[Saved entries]

+++

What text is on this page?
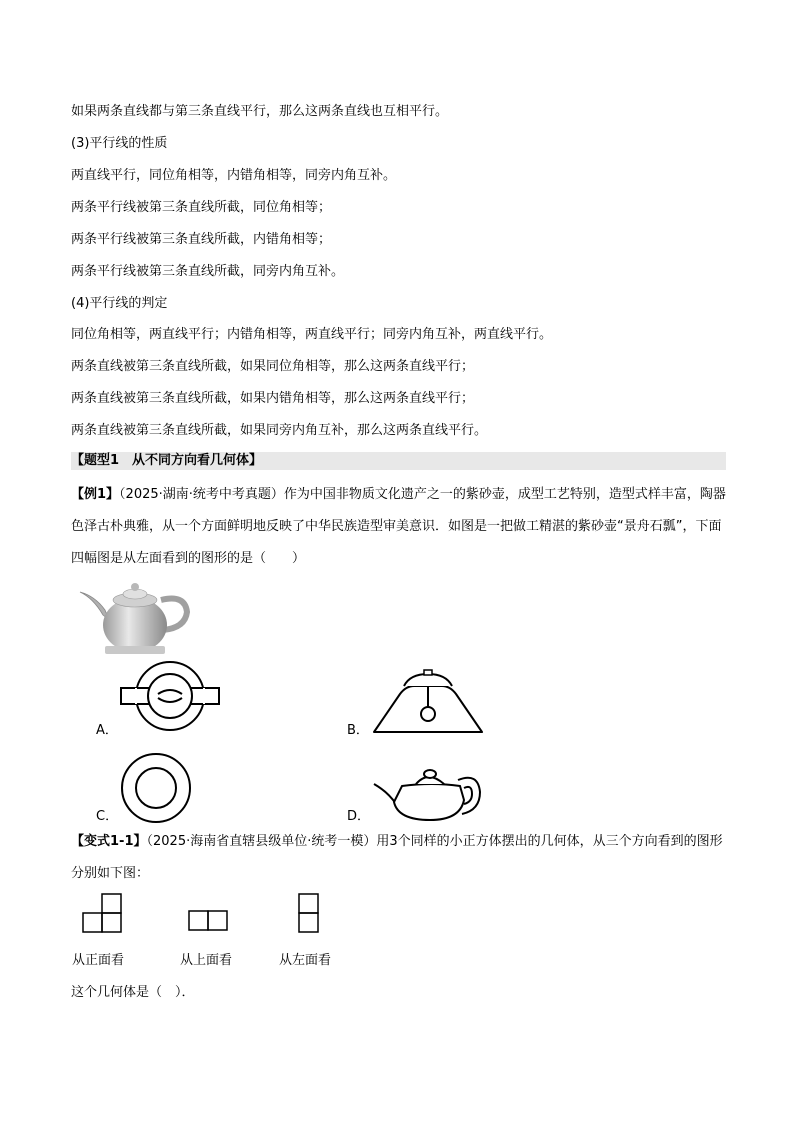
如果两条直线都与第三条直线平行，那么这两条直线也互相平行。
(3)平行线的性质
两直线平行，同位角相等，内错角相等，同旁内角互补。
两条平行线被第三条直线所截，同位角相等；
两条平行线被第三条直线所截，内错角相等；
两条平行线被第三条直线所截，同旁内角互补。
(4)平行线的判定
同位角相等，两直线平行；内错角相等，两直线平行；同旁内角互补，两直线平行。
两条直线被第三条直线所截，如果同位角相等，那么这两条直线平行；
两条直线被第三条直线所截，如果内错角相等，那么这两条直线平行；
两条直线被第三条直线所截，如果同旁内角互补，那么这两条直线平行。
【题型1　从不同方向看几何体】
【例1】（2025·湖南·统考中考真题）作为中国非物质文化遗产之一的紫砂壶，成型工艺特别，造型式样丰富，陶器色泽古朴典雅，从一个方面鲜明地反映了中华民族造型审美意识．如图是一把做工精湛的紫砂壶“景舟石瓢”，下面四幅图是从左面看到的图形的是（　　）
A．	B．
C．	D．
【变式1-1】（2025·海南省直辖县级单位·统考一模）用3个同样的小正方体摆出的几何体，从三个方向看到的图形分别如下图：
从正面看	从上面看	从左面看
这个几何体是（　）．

+++

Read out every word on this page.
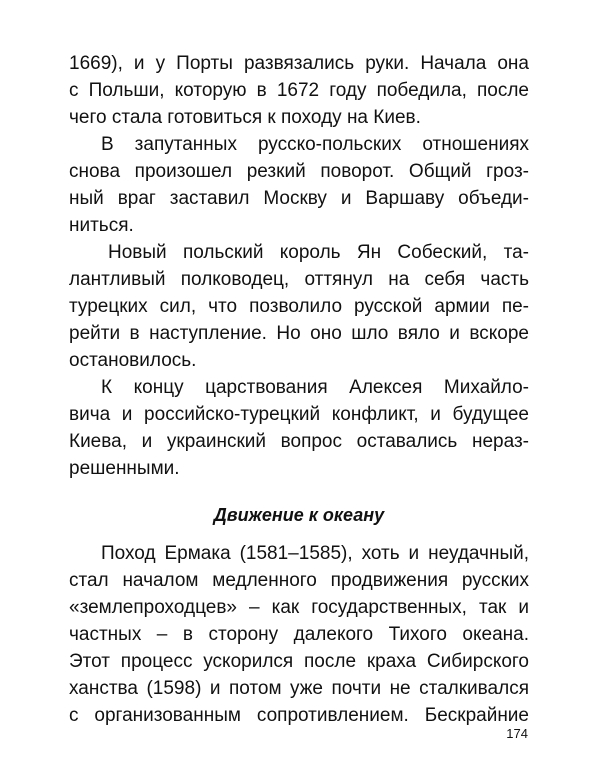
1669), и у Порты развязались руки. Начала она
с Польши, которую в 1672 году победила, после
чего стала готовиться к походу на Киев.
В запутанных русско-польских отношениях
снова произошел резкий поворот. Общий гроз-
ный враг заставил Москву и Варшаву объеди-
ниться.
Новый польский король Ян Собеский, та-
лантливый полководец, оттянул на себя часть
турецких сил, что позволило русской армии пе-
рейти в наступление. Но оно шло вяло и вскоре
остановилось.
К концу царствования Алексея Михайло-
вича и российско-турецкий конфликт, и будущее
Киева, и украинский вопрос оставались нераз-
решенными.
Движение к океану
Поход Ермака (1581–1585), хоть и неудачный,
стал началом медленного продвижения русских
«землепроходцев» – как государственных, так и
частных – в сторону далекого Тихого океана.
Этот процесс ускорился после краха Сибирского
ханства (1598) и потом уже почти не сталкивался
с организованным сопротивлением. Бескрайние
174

+++

_REQUIREMENTS_: Read the entries above, then pull out the lines that include "两直线平行".

_SOLUTION FOR THIS EXERCISE_:
两直线平行，同位角相等，内错角相等，同旁内角互补。
同位角相等，两直线平行；内错角相等，两直线平行；同旁内角互补，两直线平行。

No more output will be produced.